THE INPUT →
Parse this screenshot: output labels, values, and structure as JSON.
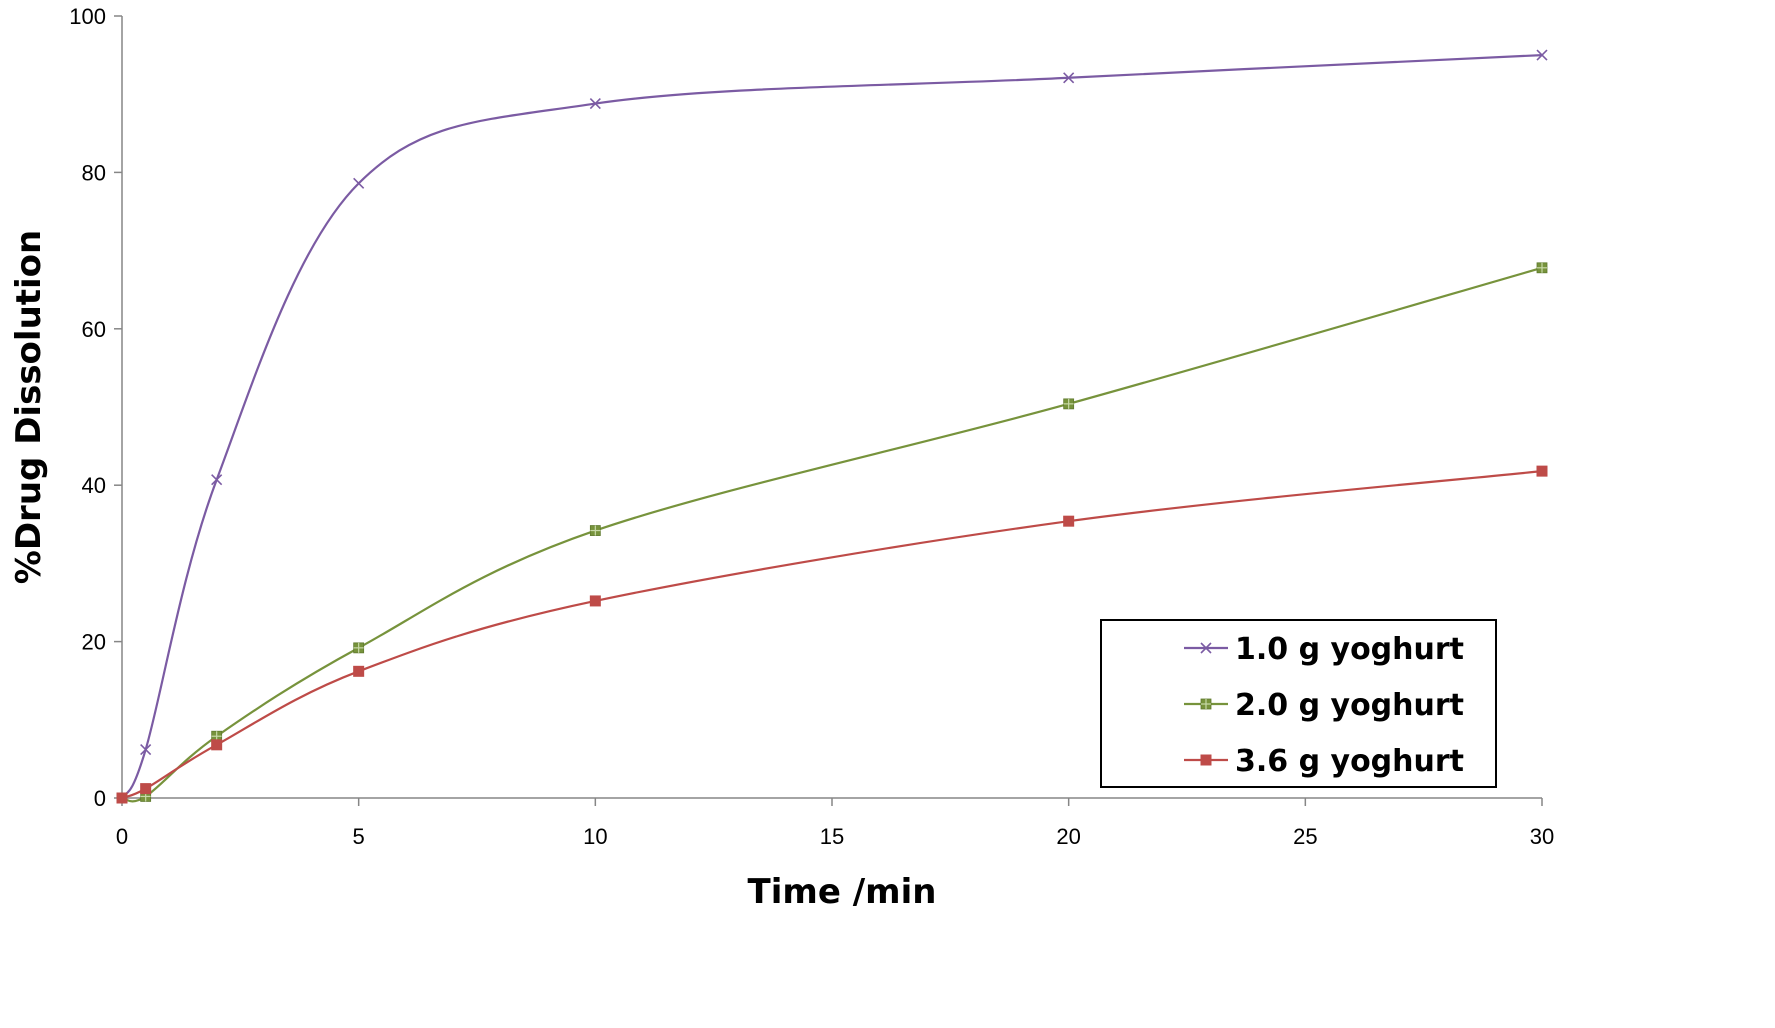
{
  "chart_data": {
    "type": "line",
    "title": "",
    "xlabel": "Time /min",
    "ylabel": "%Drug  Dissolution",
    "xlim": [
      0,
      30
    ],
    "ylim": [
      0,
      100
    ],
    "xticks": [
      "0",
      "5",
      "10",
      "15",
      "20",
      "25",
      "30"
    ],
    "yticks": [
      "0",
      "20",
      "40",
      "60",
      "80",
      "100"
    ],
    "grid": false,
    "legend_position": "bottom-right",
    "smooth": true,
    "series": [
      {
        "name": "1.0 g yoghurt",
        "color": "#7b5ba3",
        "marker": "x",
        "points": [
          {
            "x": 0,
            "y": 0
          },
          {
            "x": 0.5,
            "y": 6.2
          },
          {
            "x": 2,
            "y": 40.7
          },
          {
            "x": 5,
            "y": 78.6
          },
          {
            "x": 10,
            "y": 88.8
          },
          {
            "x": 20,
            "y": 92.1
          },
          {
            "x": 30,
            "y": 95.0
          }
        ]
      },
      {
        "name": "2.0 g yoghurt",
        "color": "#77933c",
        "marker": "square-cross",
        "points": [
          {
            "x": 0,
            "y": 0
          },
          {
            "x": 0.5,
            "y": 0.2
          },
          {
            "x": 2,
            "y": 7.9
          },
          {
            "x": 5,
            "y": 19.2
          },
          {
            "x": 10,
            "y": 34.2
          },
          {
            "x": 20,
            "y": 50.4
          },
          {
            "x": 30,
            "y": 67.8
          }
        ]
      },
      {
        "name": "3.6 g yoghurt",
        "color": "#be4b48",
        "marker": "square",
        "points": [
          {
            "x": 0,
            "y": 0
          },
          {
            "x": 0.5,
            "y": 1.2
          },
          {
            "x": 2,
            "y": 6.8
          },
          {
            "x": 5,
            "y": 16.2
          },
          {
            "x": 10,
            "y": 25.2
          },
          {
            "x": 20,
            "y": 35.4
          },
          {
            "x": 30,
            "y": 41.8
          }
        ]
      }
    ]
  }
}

WHAT THIS TASK INVOLVES → Write out each entry exactly as given, omitting any picture.

ANSWER TO THIS EXERCISE →
Parse this screenshot: output labels, values, and structure as JSON.
{
  "chart_data": {
    "type": "line",
    "title": "",
    "xlabel": "Time /min",
    "ylabel": "%Drug  Dissolution",
    "xlim": [
      0,
      30
    ],
    "ylim": [
      0,
      100
    ],
    "xticks": [
      "0",
      "5",
      "10",
      "15",
      "20",
      "25",
      "30"
    ],
    "yticks": [
      "0",
      "20",
      "40",
      "60",
      "80",
      "100"
    ],
    "grid": false,
    "legend_position": "bottom-right",
    "smooth": true,
    "series": [
      {
        "name": "1.0 g yoghurt",
        "color": "#7b5ba3",
        "marker": "x",
        "points": [
          {
            "x": 0,
            "y": 0
          },
          {
            "x": 0.5,
            "y": 6.2
          },
          {
            "x": 2,
            "y": 40.7
          },
          {
            "x": 5,
            "y": 78.6
          },
          {
            "x": 10,
            "y": 88.8
          },
          {
            "x": 20,
            "y": 92.1
          },
          {
            "x": 30,
            "y": 95.0
          }
        ]
      },
      {
        "name": "2.0 g yoghurt",
        "color": "#77933c",
        "marker": "square-cross",
        "points": [
          {
            "x": 0,
            "y": 0
          },
          {
            "x": 0.5,
            "y": 0.2
          },
          {
            "x": 2,
            "y": 7.9
          },
          {
            "x": 5,
            "y": 19.2
          },
          {
            "x": 10,
            "y": 34.2
          },
          {
            "x": 20,
            "y": 50.4
          },
          {
            "x": 30,
            "y": 67.8
          }
        ]
      },
      {
        "name": "3.6 g yoghurt",
        "color": "#be4b48",
        "marker": "square",
        "points": [
          {
            "x": 0,
            "y": 0
          },
          {
            "x": 0.5,
            "y": 1.2
          },
          {
            "x": 2,
            "y": 6.8
          },
          {
            "x": 5,
            "y": 16.2
          },
          {
            "x": 10,
            "y": 25.2
          },
          {
            "x": 20,
            "y": 35.4
          },
          {
            "x": 30,
            "y": 41.8
          }
        ]
      }
    ]
  }
}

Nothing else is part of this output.